#### DIRECTIVE:
Set each record down exactly, excluding all images.
[begin EXTRACTED INFORMATION]
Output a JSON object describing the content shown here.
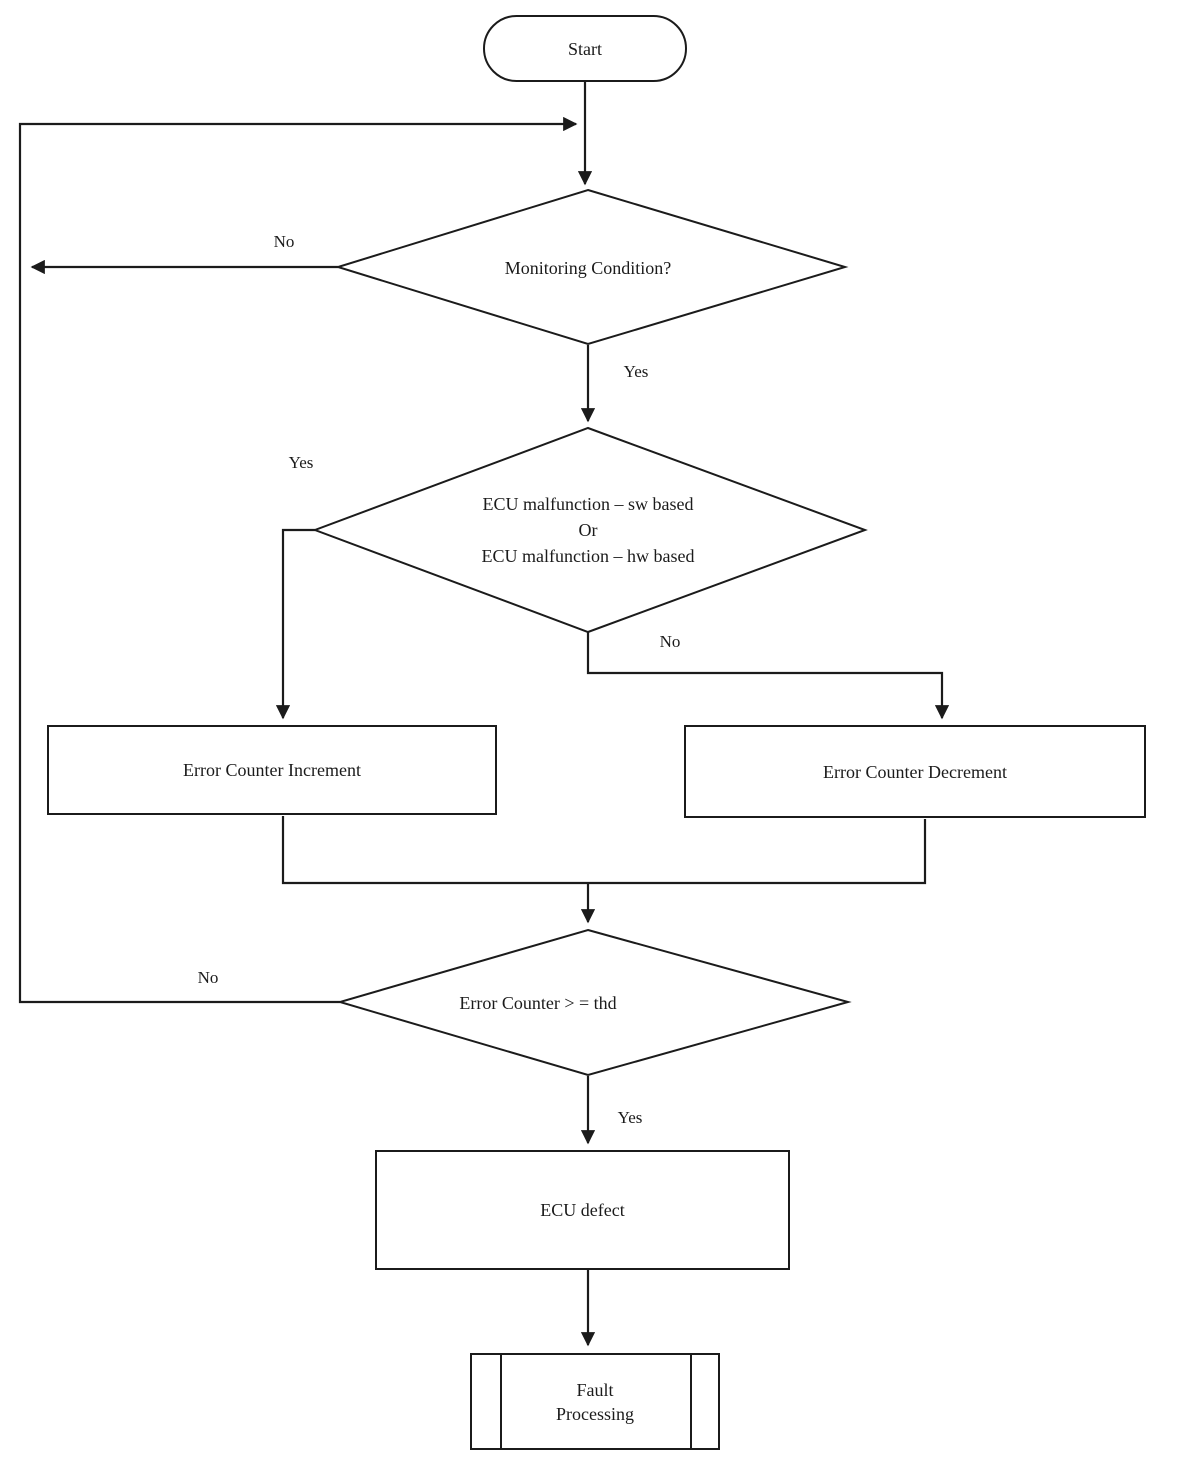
{
  "diagram": {
    "nodes": {
      "start": {
        "type": "terminator",
        "label": "Start"
      },
      "monitoring": {
        "type": "decision",
        "label": "Monitoring Condition?"
      },
      "malfunction": {
        "type": "decision",
        "line1": "ECU malfunction – sw based",
        "line2": "Or",
        "line3": "ECU malfunction – hw based"
      },
      "increment": {
        "type": "process",
        "label": "Error Counter Increment"
      },
      "decrement": {
        "type": "process",
        "label": "Error Counter Decrement"
      },
      "threshold": {
        "type": "decision",
        "label": "Error Counter > = thd"
      },
      "defect": {
        "type": "process",
        "label": "ECU defect"
      },
      "fault": {
        "type": "predefined-process",
        "line1": "Fault",
        "line2": "Processing"
      }
    },
    "edge_labels": {
      "monitoring_no": "No",
      "monitoring_yes": "Yes",
      "malfunction_yes": "Yes",
      "malfunction_no": "No",
      "threshold_no": "No",
      "threshold_yes": "Yes"
    },
    "colors": {
      "line": "#1b1b1b",
      "text": "#1b1b1b",
      "background": "#ffffff"
    }
  }
}
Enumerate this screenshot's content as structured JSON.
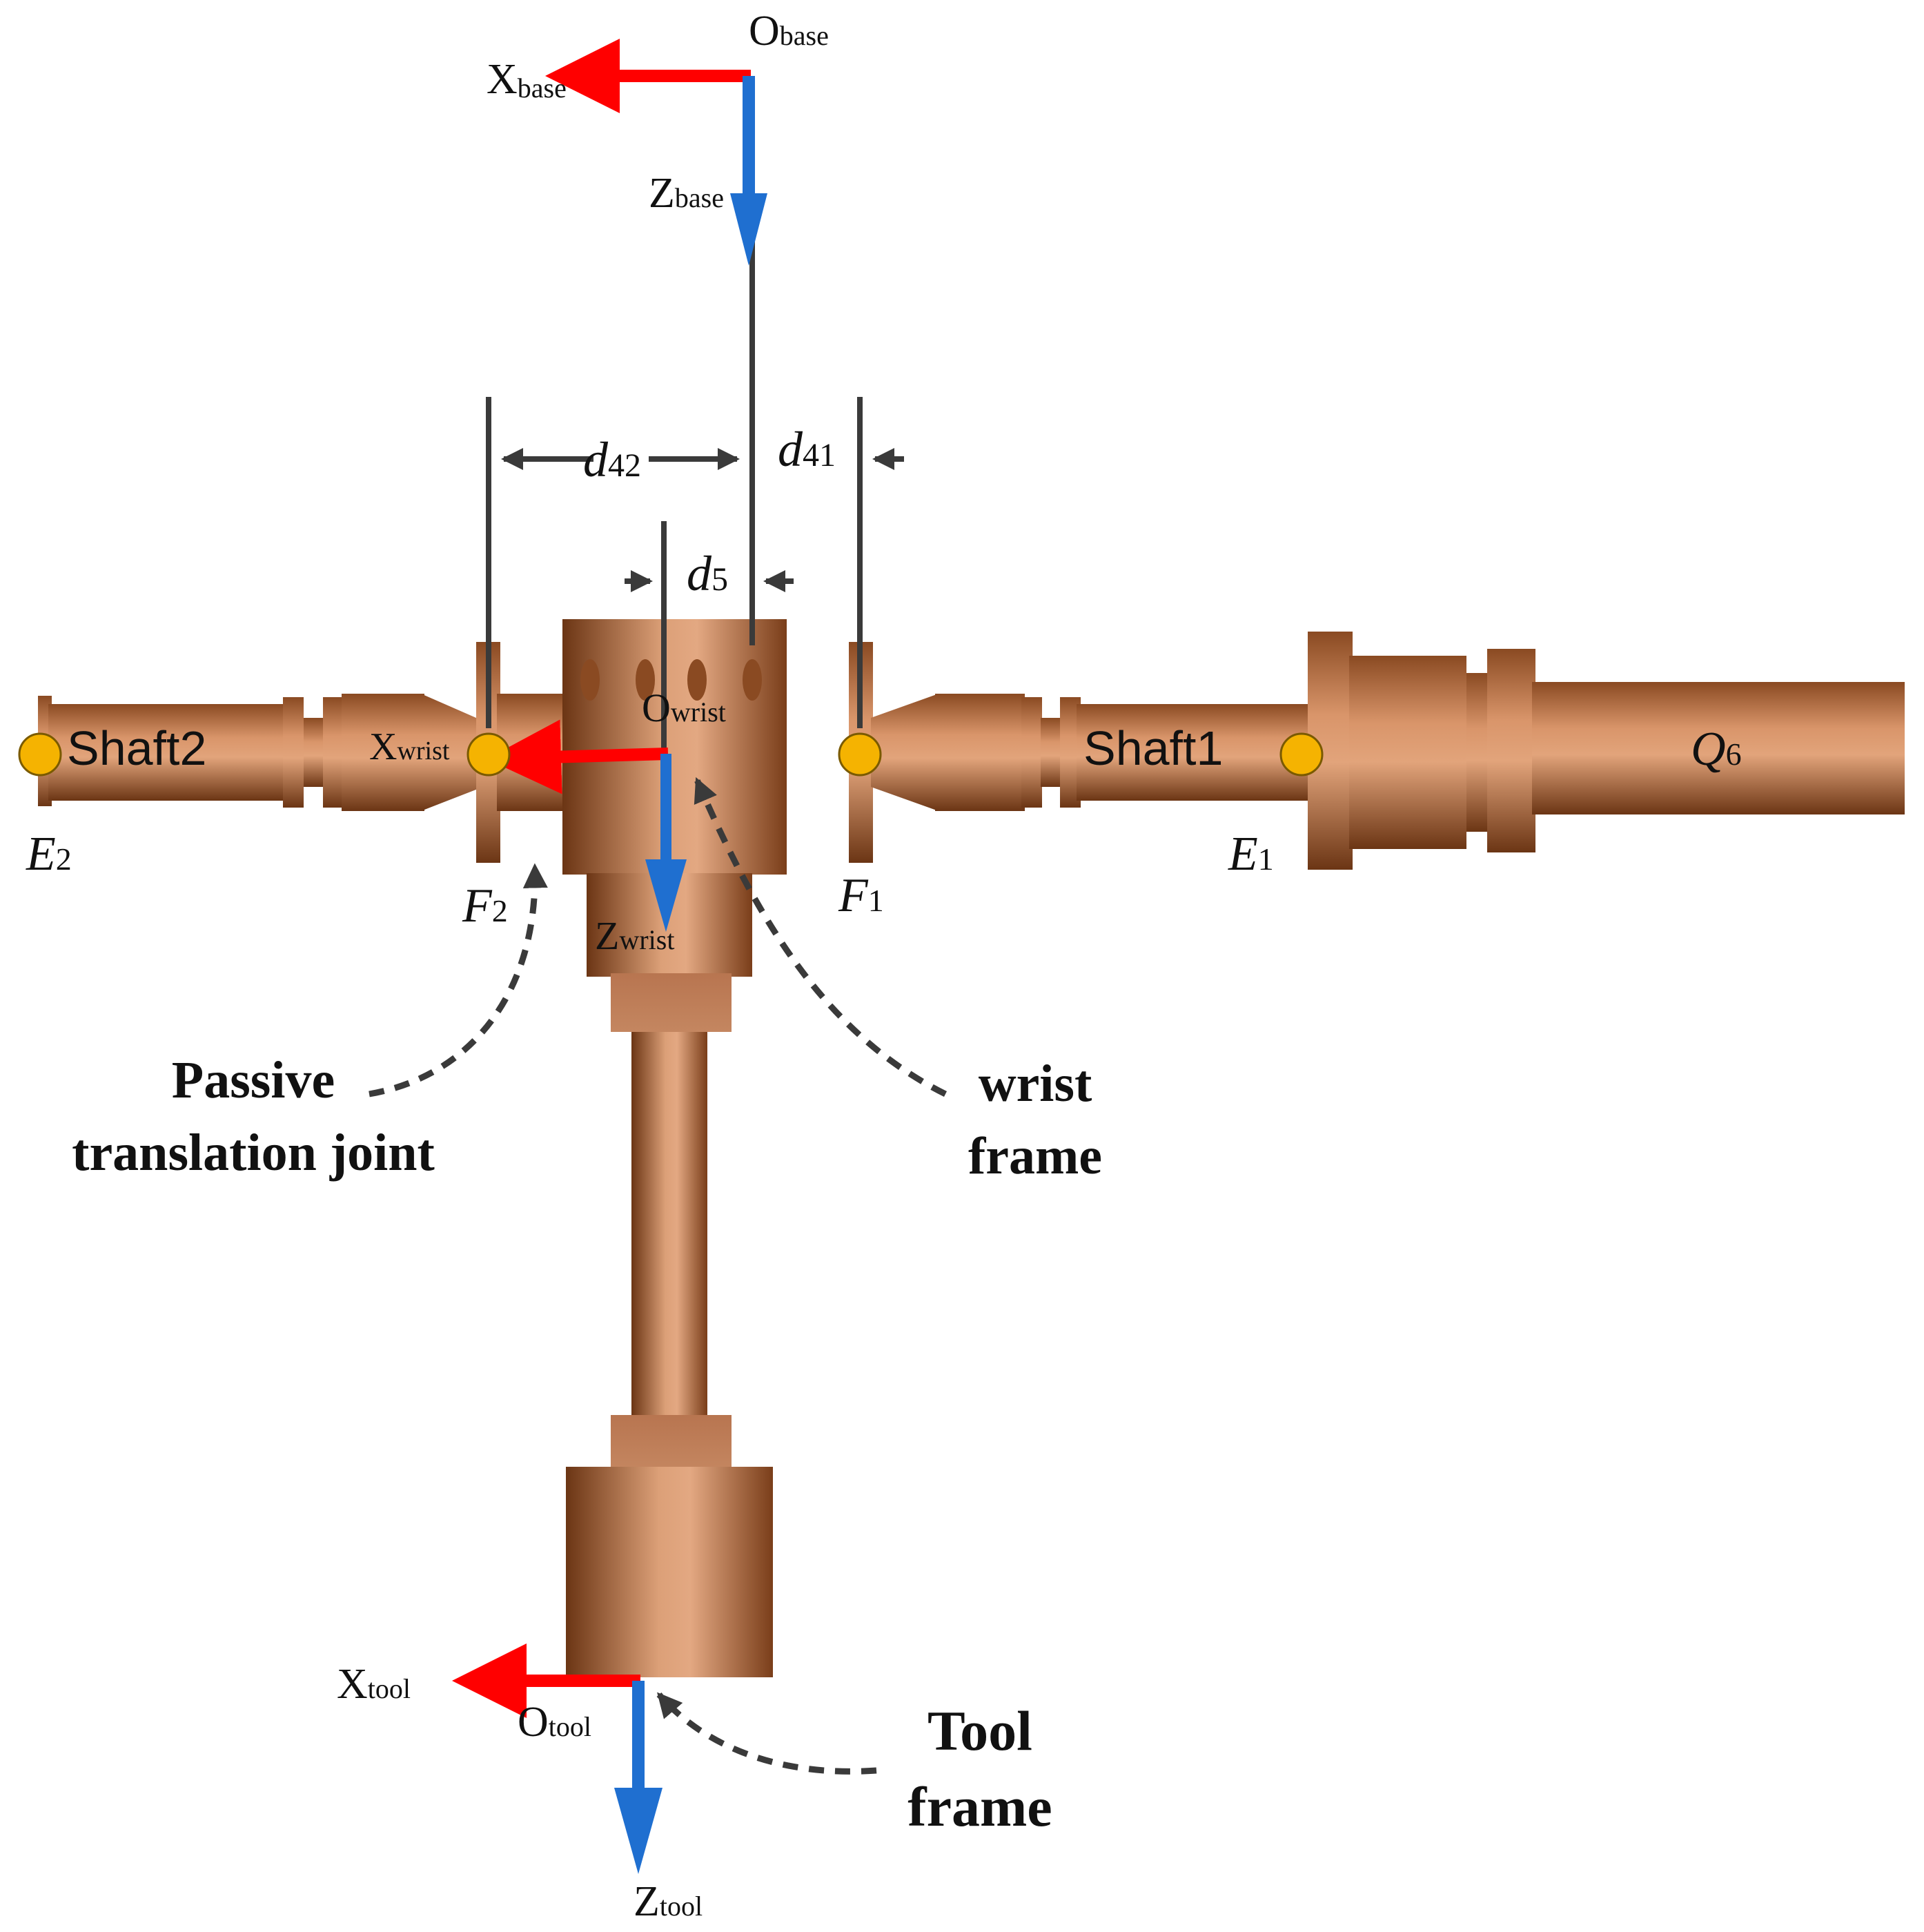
{
  "frames": {
    "base": {
      "origin_main": "O",
      "origin_sub": "base",
      "x_main": "X",
      "x_sub": "base",
      "z_main": "Z",
      "z_sub": "base"
    },
    "wrist": {
      "origin_main": "O",
      "origin_sub": "wrist",
      "x_main": "X",
      "x_sub": "wrist",
      "z_main": "Z",
      "z_sub": "wrist"
    },
    "tool": {
      "origin_main": "O",
      "origin_sub": "tool",
      "x_main": "X",
      "x_sub": "tool",
      "z_main": "Z",
      "z_sub": "tool"
    }
  },
  "dimensions": {
    "d42": {
      "main": "d",
      "sub": "42"
    },
    "d41": {
      "main": "d",
      "sub": "41"
    },
    "d5": {
      "main": "d",
      "sub": "5"
    }
  },
  "points": {
    "E2": {
      "main": "E",
      "sub": "2"
    },
    "E1": {
      "main": "E",
      "sub": "1"
    },
    "F2": {
      "main": "F",
      "sub": "2"
    },
    "F1": {
      "main": "F",
      "sub": "1"
    },
    "Q6": {
      "main": "Q",
      "sub": "6"
    }
  },
  "parts": {
    "shaft2": "Shaft2",
    "shaft1": "Shaft1"
  },
  "annotations": {
    "passive_line1": "Passive",
    "passive_line2": "translation joint",
    "wrist_line1": "wrist",
    "wrist_line2": "frame",
    "tool_line1": "Tool",
    "tool_line2": "frame"
  },
  "colors": {
    "x_axis": "#ff0000",
    "z_axis": "#1f6fd0",
    "joint_point": "#f5b301",
    "body": "#c8825a",
    "dimension_line": "#3a3a3a"
  }
}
[end EXTRACTED INFORMATION]
#### SOLUTION TO THE EXERCISE:
Output a JSON object describing the content shown here.
{
  "diagram": {
    "nodes": {
      "start": {
        "type": "terminator",
        "label": "Start"
      },
      "monitoring": {
        "type": "decision",
        "label": "Monitoring Condition?"
      },
      "malfunction": {
        "type": "decision",
        "line1": "ECU malfunction – sw based",
        "line2": "Or",
        "line3": "ECU malfunction – hw based"
      },
      "increment": {
        "type": "process",
        "label": "Error Counter Increment"
      },
      "decrement": {
        "type": "process",
        "label": "Error Counter Decrement"
      },
      "threshold": {
        "type": "decision",
        "label": "Error Counter > = thd"
      },
      "defect": {
        "type": "process",
        "label": "ECU defect"
      },
      "fault": {
        "type": "predefined-process",
        "line1": "Fault",
        "line2": "Processing"
      }
    },
    "edge_labels": {
      "monitoring_no": "No",
      "monitoring_yes": "Yes",
      "malfunction_yes": "Yes",
      "malfunction_no": "No",
      "threshold_no": "No",
      "threshold_yes": "Yes"
    },
    "colors": {
      "line": "#1b1b1b",
      "text": "#1b1b1b",
      "background": "#ffffff"
    }
  }
}
Enumerate this screenshot's content as structured JSON.
{
  "frames": {
    "base": {
      "origin_main": "O",
      "origin_sub": "base",
      "x_main": "X",
      "x_sub": "base",
      "z_main": "Z",
      "z_sub": "base"
    },
    "wrist": {
      "origin_main": "O",
      "origin_sub": "wrist",
      "x_main": "X",
      "x_sub": "wrist",
      "z_main": "Z",
      "z_sub": "wrist"
    },
    "tool": {
      "origin_main": "O",
      "origin_sub": "tool",
      "x_main": "X",
      "x_sub": "tool",
      "z_main": "Z",
      "z_sub": "tool"
    }
  },
  "dimensions": {
    "d42": {
      "main": "d",
      "sub": "42"
    },
    "d41": {
      "main": "d",
      "sub": "41"
    },
    "d5": {
      "main": "d",
      "sub": "5"
    }
  },
  "points": {
    "E2": {
      "main": "E",
      "sub": "2"
    },
    "E1": {
      "main": "E",
      "sub": "1"
    },
    "F2": {
      "main": "F",
      "sub": "2"
    },
    "F1": {
      "main": "F",
      "sub": "1"
    },
    "Q6": {
      "main": "Q",
      "sub": "6"
    }
  },
  "parts": {
    "shaft2": "Shaft2",
    "shaft1": "Shaft1"
  },
  "annotations": {
    "passive_line1": "Passive",
    "passive_line2": "translation joint",
    "wrist_line1": "wrist",
    "wrist_line2": "frame",
    "tool_line1": "Tool",
    "tool_line2": "frame"
  },
  "colors": {
    "x_axis": "#ff0000",
    "z_axis": "#1f6fd0",
    "joint_point": "#f5b301",
    "body": "#c8825a",
    "dimension_line": "#3a3a3a"
  }
}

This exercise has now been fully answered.